WHAT YOU NEED TO DO
In the material below, copy the lines beginning at the one containing "Patent image size: (969, 651)." and ending after the one containing "The composite materials 1 is at (473, 348).", substituting "beam" for "spar" and keeping everything else the same.

DATA IN THIS EXERCISE
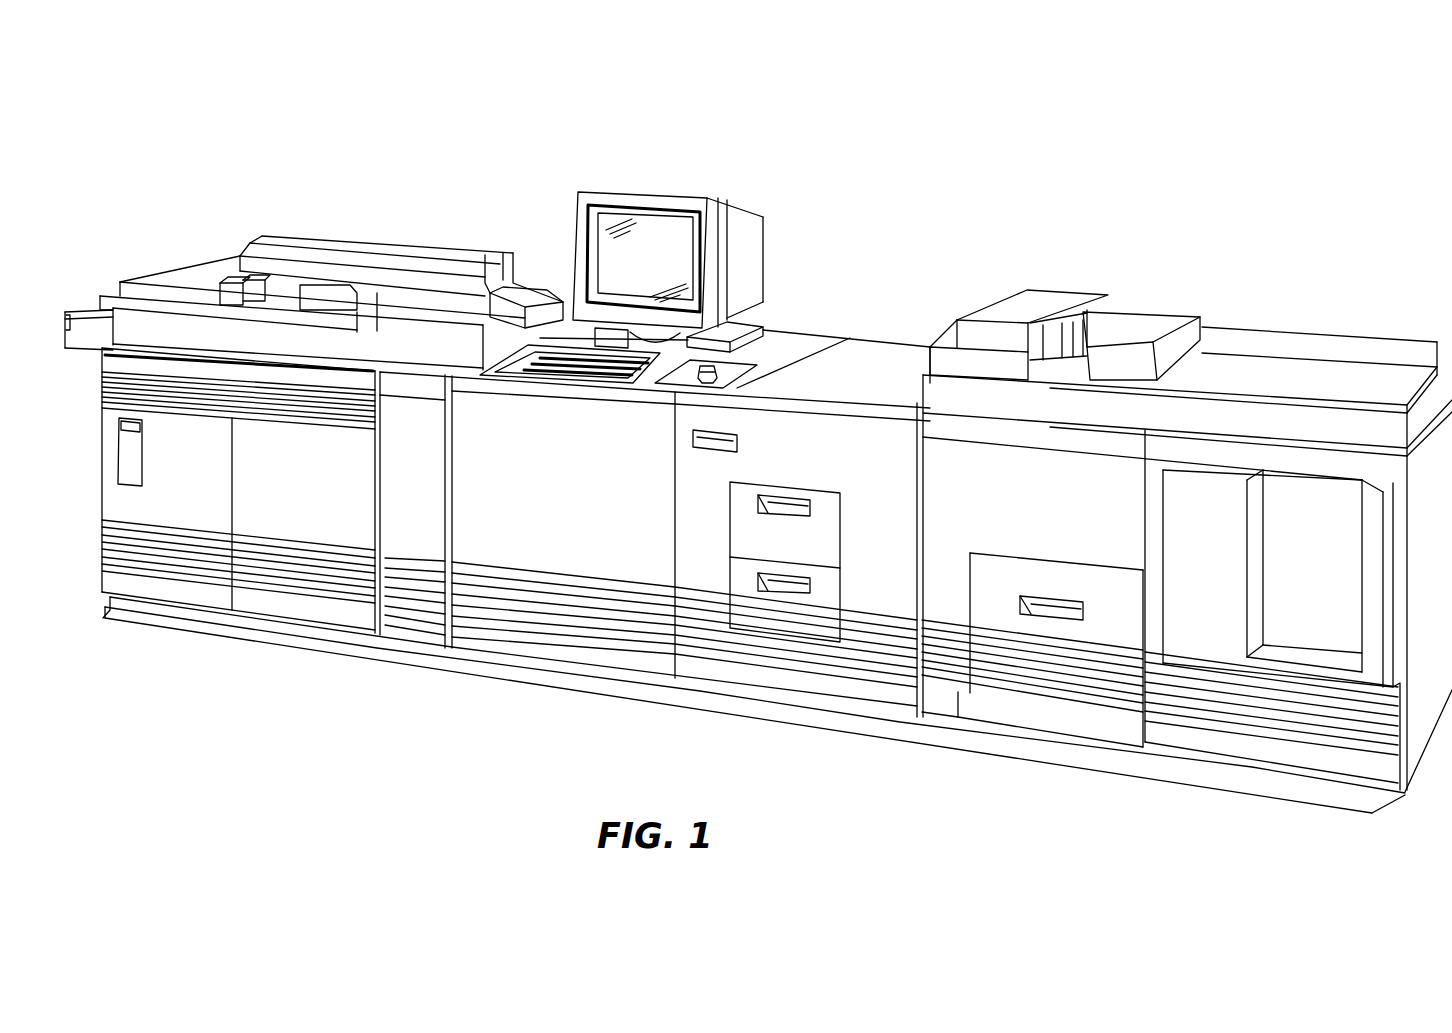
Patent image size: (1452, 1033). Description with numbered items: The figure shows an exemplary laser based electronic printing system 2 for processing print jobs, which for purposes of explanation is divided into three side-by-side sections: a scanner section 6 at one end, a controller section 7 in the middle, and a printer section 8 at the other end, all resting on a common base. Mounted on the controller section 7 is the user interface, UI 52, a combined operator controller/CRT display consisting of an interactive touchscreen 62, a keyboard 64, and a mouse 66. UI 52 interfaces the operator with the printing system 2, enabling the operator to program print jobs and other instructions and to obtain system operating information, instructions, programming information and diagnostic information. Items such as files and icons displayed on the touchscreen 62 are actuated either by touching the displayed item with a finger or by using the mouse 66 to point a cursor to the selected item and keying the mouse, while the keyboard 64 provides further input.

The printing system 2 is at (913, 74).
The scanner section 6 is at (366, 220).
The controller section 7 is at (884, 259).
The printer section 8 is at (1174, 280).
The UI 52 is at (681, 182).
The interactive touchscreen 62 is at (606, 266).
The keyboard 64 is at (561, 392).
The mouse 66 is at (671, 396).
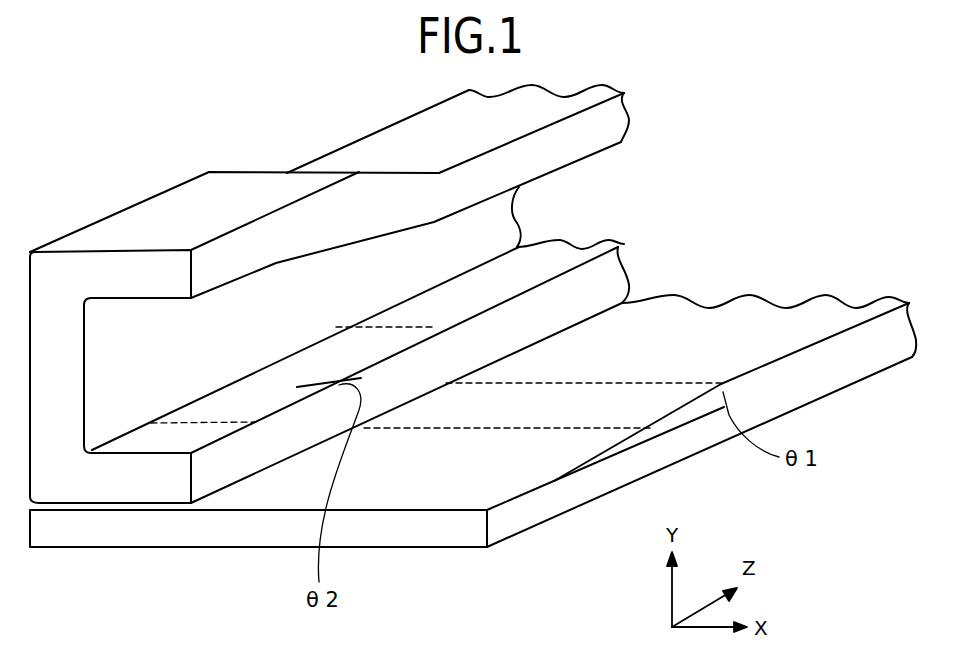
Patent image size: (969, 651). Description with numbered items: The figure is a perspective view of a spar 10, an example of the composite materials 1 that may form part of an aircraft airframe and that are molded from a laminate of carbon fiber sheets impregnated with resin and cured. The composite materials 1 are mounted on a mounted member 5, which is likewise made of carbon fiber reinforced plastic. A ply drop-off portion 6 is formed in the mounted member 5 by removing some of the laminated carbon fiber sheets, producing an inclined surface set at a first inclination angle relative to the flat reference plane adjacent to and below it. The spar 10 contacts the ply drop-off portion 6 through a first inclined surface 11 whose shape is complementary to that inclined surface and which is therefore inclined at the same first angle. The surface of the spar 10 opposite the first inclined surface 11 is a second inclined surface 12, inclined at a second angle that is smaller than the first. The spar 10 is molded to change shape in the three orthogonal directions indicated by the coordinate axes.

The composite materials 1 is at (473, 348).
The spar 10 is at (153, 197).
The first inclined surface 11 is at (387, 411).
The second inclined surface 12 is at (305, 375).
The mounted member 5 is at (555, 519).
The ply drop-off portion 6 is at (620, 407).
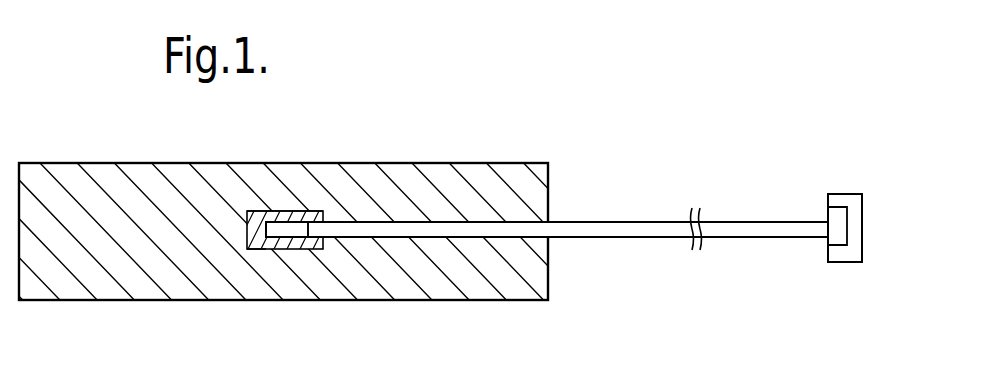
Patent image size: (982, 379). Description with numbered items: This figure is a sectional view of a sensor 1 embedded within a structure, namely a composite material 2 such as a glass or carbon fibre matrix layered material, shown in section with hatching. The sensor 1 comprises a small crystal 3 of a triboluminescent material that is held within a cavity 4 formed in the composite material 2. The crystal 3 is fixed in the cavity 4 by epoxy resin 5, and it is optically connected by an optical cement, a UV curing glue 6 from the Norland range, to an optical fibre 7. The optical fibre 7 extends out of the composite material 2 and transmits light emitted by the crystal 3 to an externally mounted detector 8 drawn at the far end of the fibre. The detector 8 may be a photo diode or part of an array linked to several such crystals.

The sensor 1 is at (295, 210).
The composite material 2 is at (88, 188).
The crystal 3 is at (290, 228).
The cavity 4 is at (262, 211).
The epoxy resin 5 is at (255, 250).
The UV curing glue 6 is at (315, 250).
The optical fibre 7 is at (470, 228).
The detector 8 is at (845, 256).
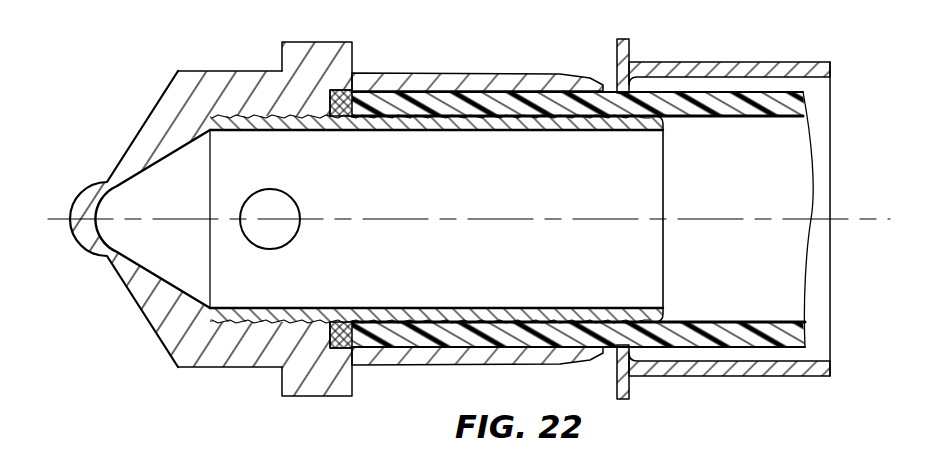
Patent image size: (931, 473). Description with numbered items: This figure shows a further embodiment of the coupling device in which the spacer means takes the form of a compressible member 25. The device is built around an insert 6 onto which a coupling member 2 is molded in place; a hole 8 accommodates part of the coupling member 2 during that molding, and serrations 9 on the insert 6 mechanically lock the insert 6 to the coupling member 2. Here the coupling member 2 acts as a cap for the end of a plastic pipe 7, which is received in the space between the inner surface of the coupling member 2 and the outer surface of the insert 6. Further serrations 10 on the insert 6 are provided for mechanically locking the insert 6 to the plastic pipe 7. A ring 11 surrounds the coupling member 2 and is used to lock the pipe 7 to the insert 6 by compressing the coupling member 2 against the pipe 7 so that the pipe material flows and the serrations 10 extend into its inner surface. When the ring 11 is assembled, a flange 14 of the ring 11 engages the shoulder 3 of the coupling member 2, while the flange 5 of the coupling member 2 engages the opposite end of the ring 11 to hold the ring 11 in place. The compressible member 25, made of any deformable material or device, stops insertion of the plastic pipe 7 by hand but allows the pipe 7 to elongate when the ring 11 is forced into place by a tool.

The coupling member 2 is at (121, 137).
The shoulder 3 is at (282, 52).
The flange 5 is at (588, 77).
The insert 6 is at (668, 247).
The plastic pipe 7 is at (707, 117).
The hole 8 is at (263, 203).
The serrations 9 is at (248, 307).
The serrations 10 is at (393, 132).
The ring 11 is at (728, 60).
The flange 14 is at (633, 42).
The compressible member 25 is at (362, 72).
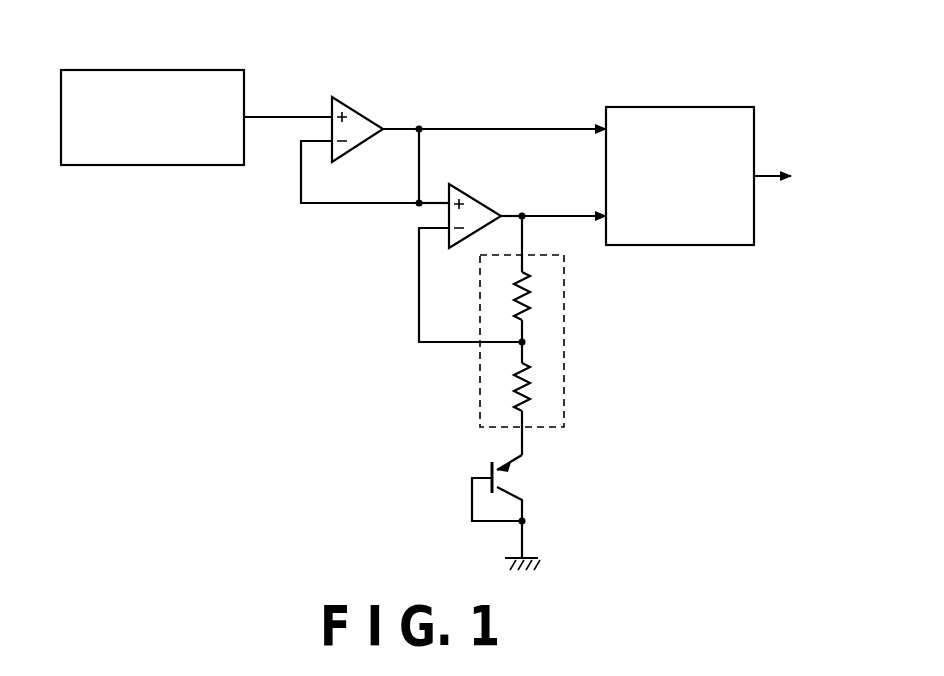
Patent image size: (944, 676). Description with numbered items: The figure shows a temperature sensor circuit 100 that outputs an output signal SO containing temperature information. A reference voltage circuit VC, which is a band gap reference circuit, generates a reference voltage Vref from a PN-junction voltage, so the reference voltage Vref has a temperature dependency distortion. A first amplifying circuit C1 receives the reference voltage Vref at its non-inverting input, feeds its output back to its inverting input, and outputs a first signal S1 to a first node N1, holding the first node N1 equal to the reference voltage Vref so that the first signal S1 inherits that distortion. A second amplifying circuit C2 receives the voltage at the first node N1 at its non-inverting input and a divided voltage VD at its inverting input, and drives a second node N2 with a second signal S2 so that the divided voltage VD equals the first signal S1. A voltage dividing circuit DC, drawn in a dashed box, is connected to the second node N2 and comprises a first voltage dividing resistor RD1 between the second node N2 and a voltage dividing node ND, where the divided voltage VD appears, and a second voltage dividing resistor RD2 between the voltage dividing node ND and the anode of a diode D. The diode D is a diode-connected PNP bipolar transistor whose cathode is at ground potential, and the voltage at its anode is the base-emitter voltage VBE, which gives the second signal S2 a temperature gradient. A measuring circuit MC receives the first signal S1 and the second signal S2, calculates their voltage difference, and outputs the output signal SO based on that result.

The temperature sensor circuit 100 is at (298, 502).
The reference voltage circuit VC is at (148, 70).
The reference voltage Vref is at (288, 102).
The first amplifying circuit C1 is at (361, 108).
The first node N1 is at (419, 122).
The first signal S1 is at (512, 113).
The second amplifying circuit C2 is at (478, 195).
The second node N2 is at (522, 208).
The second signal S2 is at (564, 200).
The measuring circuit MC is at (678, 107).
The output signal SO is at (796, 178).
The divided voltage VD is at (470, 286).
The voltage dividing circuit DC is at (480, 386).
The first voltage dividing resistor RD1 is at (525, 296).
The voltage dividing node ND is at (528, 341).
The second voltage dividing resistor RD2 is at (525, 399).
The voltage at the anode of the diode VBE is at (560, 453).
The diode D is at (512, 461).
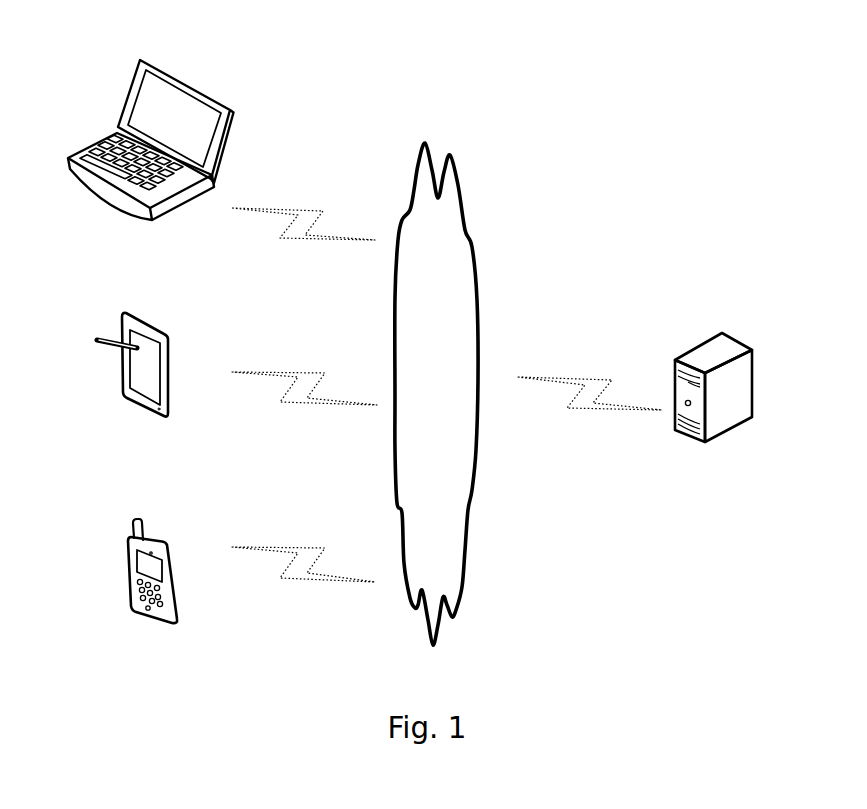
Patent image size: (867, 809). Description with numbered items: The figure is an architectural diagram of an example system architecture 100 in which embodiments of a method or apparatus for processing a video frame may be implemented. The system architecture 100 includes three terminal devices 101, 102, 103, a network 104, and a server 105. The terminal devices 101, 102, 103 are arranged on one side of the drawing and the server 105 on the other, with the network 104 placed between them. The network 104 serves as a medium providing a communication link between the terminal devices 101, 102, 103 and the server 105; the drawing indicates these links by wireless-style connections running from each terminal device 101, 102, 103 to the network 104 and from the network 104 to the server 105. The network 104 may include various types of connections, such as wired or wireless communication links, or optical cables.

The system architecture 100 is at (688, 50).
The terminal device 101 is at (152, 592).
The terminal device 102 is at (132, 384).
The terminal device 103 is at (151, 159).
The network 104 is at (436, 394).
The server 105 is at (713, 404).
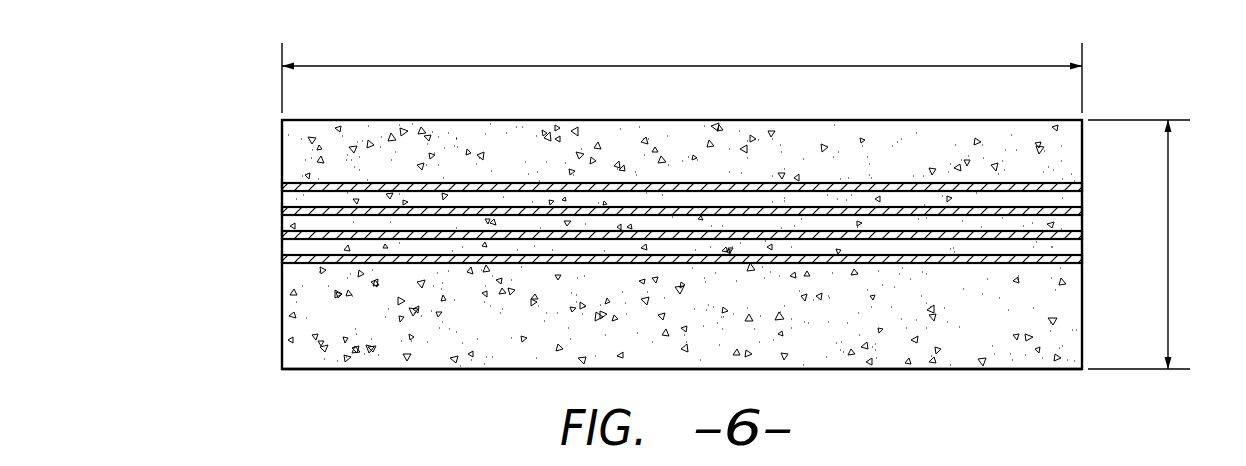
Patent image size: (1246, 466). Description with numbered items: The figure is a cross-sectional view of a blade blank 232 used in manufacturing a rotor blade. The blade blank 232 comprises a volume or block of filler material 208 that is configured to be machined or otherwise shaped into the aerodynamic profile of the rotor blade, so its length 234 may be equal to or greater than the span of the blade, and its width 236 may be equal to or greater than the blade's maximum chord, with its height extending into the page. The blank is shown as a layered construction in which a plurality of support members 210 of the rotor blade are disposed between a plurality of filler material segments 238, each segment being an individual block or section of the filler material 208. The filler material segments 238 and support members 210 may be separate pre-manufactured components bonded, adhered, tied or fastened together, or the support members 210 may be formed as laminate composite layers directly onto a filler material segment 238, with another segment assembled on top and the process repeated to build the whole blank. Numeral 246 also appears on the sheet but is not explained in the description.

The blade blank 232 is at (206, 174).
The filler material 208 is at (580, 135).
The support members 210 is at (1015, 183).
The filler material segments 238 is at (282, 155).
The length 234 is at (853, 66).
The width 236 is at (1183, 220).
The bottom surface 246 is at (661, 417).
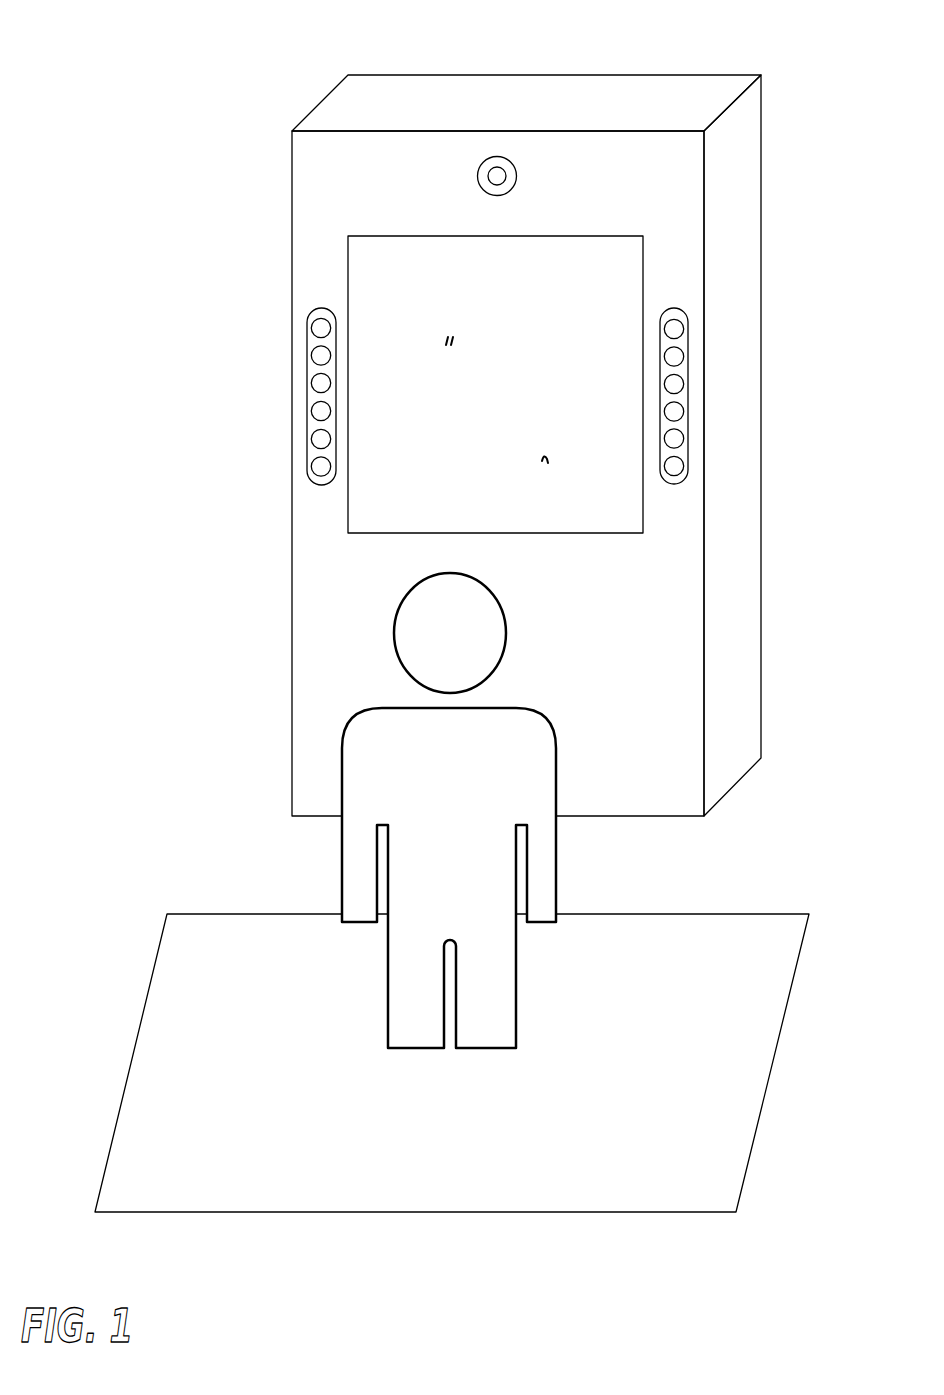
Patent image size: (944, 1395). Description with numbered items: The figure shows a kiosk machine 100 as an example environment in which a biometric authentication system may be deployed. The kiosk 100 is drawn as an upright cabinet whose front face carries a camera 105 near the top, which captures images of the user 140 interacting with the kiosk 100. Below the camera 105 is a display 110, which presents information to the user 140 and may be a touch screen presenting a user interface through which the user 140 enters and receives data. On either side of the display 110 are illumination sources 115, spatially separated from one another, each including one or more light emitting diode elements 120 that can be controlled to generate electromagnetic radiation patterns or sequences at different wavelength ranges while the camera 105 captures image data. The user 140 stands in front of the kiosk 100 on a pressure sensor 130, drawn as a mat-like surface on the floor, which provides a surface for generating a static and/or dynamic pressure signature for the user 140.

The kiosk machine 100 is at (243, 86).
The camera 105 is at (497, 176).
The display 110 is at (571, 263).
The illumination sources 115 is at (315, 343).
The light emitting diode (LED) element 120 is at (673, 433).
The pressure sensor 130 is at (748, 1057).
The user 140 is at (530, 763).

RESULT
Patent image size: (969, 651). Description with numbered items: The figure is a perspective view of a beam 10, an example of the composite materials 1 that may form part of an aircraft airframe and that are molded from a laminate of carbon fiber sheets impregnated with resin and cured. The composite materials 1 are mounted on a mounted member 5, which is likewise made of carbon fiber reinforced plastic. A ply drop-off portion 6 is formed in the mounted member 5 by removing some of the laminated carbon fiber sheets, producing an inclined surface set at a first inclination angle relative to the flat reference plane adjacent to and below it. The beam 10 contacts the ply drop-off portion 6 through a first inclined surface 11 whose shape is complementary to that inclined surface and which is therefore inclined at the same first angle. The surface of the beam 10 opposite the first inclined surface 11 is a second inclined surface 12, inclined at a second angle that is smaller than the first. The beam 10 is molded to change shape in the three orthogonal directions indicated by the coordinate axes.

The composite materials 1 is at (473, 348).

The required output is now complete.